• What you should do:
Every entry that follows should be reproduced exactly.
====================
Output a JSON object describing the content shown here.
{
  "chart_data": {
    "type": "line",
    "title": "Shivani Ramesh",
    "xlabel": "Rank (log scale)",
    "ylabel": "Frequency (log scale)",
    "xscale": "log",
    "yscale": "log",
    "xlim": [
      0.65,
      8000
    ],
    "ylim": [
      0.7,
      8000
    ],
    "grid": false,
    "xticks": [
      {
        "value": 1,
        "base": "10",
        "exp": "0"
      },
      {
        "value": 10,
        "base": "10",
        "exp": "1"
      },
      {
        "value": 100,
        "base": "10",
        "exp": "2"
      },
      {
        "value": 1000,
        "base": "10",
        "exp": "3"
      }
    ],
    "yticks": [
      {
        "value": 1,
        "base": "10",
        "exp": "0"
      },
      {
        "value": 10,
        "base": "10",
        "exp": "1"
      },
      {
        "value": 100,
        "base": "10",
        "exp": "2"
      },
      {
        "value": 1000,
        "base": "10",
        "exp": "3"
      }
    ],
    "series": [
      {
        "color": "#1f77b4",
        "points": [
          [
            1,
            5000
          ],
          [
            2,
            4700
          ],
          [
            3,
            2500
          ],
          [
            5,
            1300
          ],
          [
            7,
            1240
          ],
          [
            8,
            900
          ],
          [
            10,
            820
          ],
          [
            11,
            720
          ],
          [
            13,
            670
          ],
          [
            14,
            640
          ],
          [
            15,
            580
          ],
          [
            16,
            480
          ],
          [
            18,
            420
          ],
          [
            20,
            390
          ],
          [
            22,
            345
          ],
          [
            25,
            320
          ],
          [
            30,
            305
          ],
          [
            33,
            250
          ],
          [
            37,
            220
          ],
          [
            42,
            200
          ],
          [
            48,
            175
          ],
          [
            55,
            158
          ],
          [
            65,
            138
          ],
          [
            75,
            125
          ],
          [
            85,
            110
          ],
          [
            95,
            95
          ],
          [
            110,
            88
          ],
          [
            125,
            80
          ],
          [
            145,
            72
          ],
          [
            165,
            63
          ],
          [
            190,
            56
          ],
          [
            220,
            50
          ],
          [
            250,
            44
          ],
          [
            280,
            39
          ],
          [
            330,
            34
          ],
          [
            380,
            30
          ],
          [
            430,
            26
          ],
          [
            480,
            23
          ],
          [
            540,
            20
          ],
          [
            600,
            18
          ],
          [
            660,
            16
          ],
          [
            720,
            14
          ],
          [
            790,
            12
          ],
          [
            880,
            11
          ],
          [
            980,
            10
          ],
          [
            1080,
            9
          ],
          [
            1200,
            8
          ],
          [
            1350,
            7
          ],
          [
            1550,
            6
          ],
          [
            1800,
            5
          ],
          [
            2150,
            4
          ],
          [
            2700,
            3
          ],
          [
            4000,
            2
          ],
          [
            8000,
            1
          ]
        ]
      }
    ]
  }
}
====================
• Written solution:
Output a JSON object describing the content shown here.
{
  "chart_data": {
    "type": "line",
    "title": "Shivani Ramesh",
    "xlabel": "Rank (log scale)",
    "ylabel": "Frequency (log scale)",
    "xscale": "log",
    "yscale": "log",
    "xlim": [
      0.65,
      8000
    ],
    "ylim": [
      0.7,
      8000
    ],
    "grid": false,
    "xticks": [
      {
        "value": 1,
        "base": "10",
        "exp": "0"
      },
      {
        "value": 10,
        "base": "10",
        "exp": "1"
      },
      {
        "value": 100,
        "base": "10",
        "exp": "2"
      },
      {
        "value": 1000,
        "base": "10",
        "exp": "3"
      }
    ],
    "yticks": [
      {
        "value": 1,
        "base": "10",
        "exp": "0"
      },
      {
        "value": 10,
        "base": "10",
        "exp": "1"
      },
      {
        "value": 100,
        "base": "10",
        "exp": "2"
      },
      {
        "value": 1000,
        "base": "10",
        "exp": "3"
      }
    ],
    "series": [
      {
        "color": "#1f77b4",
        "points": [
          [
            1,
            5000
          ],
          [
            2,
            4700
          ],
          [
            3,
            2500
          ],
          [
            5,
            1300
          ],
          [
            7,
            1240
          ],
          [
            8,
            900
          ],
          [
            10,
            820
          ],
          [
            11,
            720
          ],
          [
            13,
            670
          ],
          [
            14,
            640
          ],
          [
            15,
            580
          ],
          [
            16,
            480
          ],
          [
            18,
            420
          ],
          [
            20,
            390
          ],
          [
            22,
            345
          ],
          [
            25,
            320
          ],
          [
            30,
            305
          ],
          [
            33,
            250
          ],
          [
            37,
            220
          ],
          [
            42,
            200
          ],
          [
            48,
            175
          ],
          [
            55,
            158
          ],
          [
            65,
            138
          ],
          [
            75,
            125
          ],
          [
            85,
            110
          ],
          [
            95,
            95
          ],
          [
            110,
            88
          ],
          [
            125,
            80
          ],
          [
            145,
            72
          ],
          [
            165,
            63
          ],
          [
            190,
            56
          ],
          [
            220,
            50
          ],
          [
            250,
            44
          ],
          [
            280,
            39
          ],
          [
            330,
            34
          ],
          [
            380,
            30
          ],
          [
            430,
            26
          ],
          [
            480,
            23
          ],
          [
            540,
            20
          ],
          [
            600,
            18
          ],
          [
            660,
            16
          ],
          [
            720,
            14
          ],
          [
            790,
            12
          ],
          [
            880,
            11
          ],
          [
            980,
            10
          ],
          [
            1080,
            9
          ],
          [
            1200,
            8
          ],
          [
            1350,
            7
          ],
          [
            1550,
            6
          ],
          [
            1800,
            5
          ],
          [
            2150,
            4
          ],
          [
            2700,
            3
          ],
          [
            4000,
            2
          ],
          [
            8000,
            1
          ]
        ]
      }
    ]
  }
}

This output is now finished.